▶ EXERCISE: Repeat every record below exactly as it appears.
-- start of DATA IN THIS EXERCISE --
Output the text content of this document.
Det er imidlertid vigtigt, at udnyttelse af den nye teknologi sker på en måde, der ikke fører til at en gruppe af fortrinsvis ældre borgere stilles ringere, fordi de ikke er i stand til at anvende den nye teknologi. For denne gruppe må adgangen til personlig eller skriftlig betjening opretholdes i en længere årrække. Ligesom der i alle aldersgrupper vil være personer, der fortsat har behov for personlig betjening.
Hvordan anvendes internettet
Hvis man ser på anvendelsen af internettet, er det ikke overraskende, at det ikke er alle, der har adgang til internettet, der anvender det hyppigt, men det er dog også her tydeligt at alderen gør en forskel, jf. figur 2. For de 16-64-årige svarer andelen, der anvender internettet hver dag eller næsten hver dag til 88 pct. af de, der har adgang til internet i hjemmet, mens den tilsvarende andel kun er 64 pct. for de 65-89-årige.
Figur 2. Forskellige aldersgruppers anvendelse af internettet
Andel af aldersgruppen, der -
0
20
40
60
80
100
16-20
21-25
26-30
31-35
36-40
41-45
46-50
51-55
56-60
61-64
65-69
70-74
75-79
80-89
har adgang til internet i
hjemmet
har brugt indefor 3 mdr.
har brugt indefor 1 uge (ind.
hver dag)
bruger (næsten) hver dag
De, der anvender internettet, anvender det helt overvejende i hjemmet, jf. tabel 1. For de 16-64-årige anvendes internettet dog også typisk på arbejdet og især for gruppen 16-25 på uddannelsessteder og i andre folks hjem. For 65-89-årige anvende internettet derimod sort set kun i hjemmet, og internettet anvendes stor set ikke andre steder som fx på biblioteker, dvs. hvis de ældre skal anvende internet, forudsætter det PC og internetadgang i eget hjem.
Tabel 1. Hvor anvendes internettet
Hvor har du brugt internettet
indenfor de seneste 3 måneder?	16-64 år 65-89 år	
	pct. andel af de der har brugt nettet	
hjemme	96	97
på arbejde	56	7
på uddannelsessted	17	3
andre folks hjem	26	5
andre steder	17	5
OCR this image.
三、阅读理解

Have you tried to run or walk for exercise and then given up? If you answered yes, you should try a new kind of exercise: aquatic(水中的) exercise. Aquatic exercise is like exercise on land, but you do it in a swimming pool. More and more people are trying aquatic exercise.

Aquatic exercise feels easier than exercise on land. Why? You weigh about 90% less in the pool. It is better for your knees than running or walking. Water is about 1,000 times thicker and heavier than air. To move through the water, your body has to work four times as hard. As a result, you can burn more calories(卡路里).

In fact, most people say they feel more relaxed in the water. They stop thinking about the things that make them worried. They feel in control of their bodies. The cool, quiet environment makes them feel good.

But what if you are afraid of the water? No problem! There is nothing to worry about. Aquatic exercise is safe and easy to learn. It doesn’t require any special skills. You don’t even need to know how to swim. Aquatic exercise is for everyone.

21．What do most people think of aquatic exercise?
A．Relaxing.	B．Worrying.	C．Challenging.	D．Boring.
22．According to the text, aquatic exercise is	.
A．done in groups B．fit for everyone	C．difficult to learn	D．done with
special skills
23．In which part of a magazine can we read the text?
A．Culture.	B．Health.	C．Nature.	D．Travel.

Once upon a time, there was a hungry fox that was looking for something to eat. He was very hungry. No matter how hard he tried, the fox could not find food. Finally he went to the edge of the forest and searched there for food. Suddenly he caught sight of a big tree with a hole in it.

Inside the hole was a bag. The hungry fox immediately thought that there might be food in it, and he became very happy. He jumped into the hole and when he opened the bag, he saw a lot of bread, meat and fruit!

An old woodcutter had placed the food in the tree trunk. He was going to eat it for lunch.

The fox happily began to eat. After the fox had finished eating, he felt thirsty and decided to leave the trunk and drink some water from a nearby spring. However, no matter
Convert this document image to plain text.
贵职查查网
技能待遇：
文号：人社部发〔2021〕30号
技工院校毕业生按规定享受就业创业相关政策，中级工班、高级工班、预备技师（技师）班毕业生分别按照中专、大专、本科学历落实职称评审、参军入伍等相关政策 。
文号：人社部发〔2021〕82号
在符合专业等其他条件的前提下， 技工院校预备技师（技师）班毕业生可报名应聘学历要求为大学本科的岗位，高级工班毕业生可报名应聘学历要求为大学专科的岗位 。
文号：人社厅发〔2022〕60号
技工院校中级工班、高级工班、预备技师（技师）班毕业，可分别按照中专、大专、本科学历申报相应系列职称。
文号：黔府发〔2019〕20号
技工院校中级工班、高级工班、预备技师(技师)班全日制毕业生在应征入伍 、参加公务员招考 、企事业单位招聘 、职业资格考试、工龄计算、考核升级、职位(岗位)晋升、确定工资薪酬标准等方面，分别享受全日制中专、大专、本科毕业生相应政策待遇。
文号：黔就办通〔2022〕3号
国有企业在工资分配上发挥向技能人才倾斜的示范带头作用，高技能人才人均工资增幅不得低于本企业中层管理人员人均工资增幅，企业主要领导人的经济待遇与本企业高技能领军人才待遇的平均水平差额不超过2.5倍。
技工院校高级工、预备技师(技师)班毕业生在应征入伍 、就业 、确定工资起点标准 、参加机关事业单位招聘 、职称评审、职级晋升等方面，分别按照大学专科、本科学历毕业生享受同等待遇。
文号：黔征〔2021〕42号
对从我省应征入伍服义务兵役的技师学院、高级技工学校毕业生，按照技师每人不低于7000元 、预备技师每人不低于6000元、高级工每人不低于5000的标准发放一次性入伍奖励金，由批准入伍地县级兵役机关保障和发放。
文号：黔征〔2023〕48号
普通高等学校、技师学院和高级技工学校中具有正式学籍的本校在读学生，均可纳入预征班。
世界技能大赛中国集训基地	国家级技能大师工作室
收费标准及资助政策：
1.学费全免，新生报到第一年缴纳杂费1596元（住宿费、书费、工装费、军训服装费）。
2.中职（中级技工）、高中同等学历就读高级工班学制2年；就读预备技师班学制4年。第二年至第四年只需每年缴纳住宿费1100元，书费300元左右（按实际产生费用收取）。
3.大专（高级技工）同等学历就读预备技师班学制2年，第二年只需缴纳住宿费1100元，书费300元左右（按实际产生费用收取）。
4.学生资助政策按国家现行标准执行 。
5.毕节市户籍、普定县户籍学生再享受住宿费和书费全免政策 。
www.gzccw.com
-- end of DATA IN THIS EXERCISE --
▶ THE RESULT:
Output the text content of this document.
Det er imidlertid vigtigt, at udnyttelse af den nye teknologi sker på en måde, der ikke fører til at en gruppe af fortrinsvis ældre borgere stilles ringere, fordi de ikke er i stand til at anvende den nye teknologi. For denne gruppe må adgangen til personlig eller skriftlig betjening opretholdes i en længere årrække. Ligesom der i alle aldersgrupper vil være personer, der fortsat har behov for personlig betjening.
Hvordan anvendes internettet
Hvis man ser på anvendelsen af internettet, er det ikke overraskende, at det ikke er alle, der har adgang til internettet, der anvender det hyppigt, men det er dog også her tydeligt at alderen gør en forskel, jf. figur 2. For de 16-64-årige svarer andelen, der anvender internettet hver dag eller næsten hver dag til 88 pct. af de, der har adgang til internet i hjemmet, mens den tilsvarende andel kun er 64 pct. for de 65-89-årige.
Figur 2. Forskellige aldersgruppers anvendelse af internettet
Andel af aldersgruppen, der -
0
20
40
60
80
100
16-20
21-25
26-30
31-35
36-40
41-45
46-50
51-55
56-60
61-64
65-69
70-74
75-79
80-89
har adgang til internet i
hjemmet
har brugt indefor 3 mdr.
har brugt indefor 1 uge (ind.
hver dag)
bruger (næsten) hver dag
De, der anvender internettet, anvender det helt overvejende i hjemmet, jf. tabel 1. For de 16-64-årige anvendes internettet dog også typisk på arbejdet og især for gruppen 16-25 på uddannelsessteder og i andre folks hjem. For 65-89-årige anvende internettet derimod sort set kun i hjemmet, og internettet anvendes stor set ikke andre steder som fx på biblioteker, dvs. hvis de ældre skal anvende internet, forudsætter det PC og internetadgang i eget hjem.
Tabel 1. Hvor anvendes internettet
Hvor har du brugt internettet
indenfor de seneste 3 måneder?	16-64 år 65-89 år	
	pct. andel af de der har brugt nettet	
hjemme	96	97
på arbejde	56	7
på uddannelsessted	17	3
andre folks hjem	26	5
andre steder	17	5
OCR this image.
三、阅读理解

Have you tried to run or walk for exercise and then given up? If you answered yes, you should try a new kind of exercise: aquatic(水中的) exercise. Aquatic exercise is like exercise on land, but you do it in a swimming pool. More and more people are trying aquatic exercise.

Aquatic exercise feels easier than exercise on land. Why? You weigh about 90% less in the pool. It is better for your knees than running or walking. Water is about 1,000 times thicker and heavier than air. To move through the water, your body has to work four times as hard. As a result, you can burn more calories(卡路里).

In fact, most people say they feel more relaxed in the water. They stop thinking about the things that make them worried. They feel in control of their bodies. The cool, quiet environment makes them feel good.

But what if you are afraid of the water? No problem! There is nothing to worry about. Aquatic exercise is safe and easy to learn. It doesn’t require any special skills. You don’t even need to know how to swim. Aquatic exercise is for everyone.

21．What do most people think of aquatic exercise?
A．Relaxing.	B．Worrying.	C．Challenging.	D．Boring.
22．According to the text, aquatic exercise is	.
A．done in groups B．fit for everyone	C．difficult to learn	D．done with
special skills
23．In which part of a magazine can we read the text?
A．Culture.	B．Health.	C．Nature.	D．Travel.

Once upon a time, there was a hungry fox that was looking for something to eat. He was very hungry. No matter how hard he tried, the fox could not find food. Finally he went to the edge of the forest and searched there for food. Suddenly he caught sight of a big tree with a hole in it.

Inside the hole was a bag. The hungry fox immediately thought that there might be food in it, and he became very happy. He jumped into the hole and when he opened the bag, he saw a lot of bread, meat and fruit!

An old woodcutter had placed the food in the tree trunk. He was going to eat it for lunch.

The fox happily began to eat. After the fox had finished eating, he felt thirsty and decided to leave the trunk and drink some water from a nearby spring. However, no matter
Convert this document image to plain text.
贵职查查网
技能待遇：
文号：人社部发〔2021〕30号
技工院校毕业生按规定享受就业创业相关政策，中级工班、高级工班、预备技师（技师）班毕业生分别按照中专、大专、本科学历落实职称评审、参军入伍等相关政策 。
文号：人社部发〔2021〕82号
在符合专业等其他条件的前提下， 技工院校预备技师（技师）班毕业生可报名应聘学历要求为大学本科的岗位，高级工班毕业生可报名应聘学历要求为大学专科的岗位 。
文号：人社厅发〔2022〕60号
技工院校中级工班、高级工班、预备技师（技师）班毕业，可分别按照中专、大专、本科学历申报相应系列职称。
文号：黔府发〔2019〕20号
技工院校中级工班、高级工班、预备技师(技师)班全日制毕业生在应征入伍 、参加公务员招考 、企事业单位招聘 、职业资格考试、工龄计算、考核升级、职位(岗位)晋升、确定工资薪酬标准等方面，分别享受全日制中专、大专、本科毕业生相应政策待遇。
文号：黔就办通〔2022〕3号
国有企业在工资分配上发挥向技能人才倾斜的示范带头作用，高技能人才人均工资增幅不得低于本企业中层管理人员人均工资增幅，企业主要领导人的经济待遇与本企业高技能领军人才待遇的平均水平差额不超过2.5倍。
技工院校高级工、预备技师(技师)班毕业生在应征入伍 、就业 、确定工资起点标准 、参加机关事业单位招聘 、职称评审、职级晋升等方面，分别按照大学专科、本科学历毕业生享受同等待遇。
文号：黔征〔2021〕42号
对从我省应征入伍服义务兵役的技师学院、高级技工学校毕业生，按照技师每人不低于7000元 、预备技师每人不低于6000元、高级工每人不低于5000的标准发放一次性入伍奖励金，由批准入伍地县级兵役机关保障和发放。
文号：黔征〔2023〕48号
普通高等学校、技师学院和高级技工学校中具有正式学籍的本校在读学生，均可纳入预征班。
世界技能大赛中国集训基地	国家级技能大师工作室
收费标准及资助政策：
1.学费全免，新生报到第一年缴纳杂费1596元（住宿费、书费、工装费、军训服装费）。
2.中职（中级技工）、高中同等学历就读高级工班学制2年；就读预备技师班学制4年。第二年至第四年只需每年缴纳住宿费1100元，书费300元左右（按实际产生费用收取）。
3.大专（高级技工）同等学历就读预备技师班学制2年，第二年只需缴纳住宿费1100元，书费300元左右（按实际产生费用收取）。
4.学生资助政策按国家现行标准执行 。
5.毕节市户籍、普定县户籍学生再享受住宿费和书费全免政策 。
www.gzccw.com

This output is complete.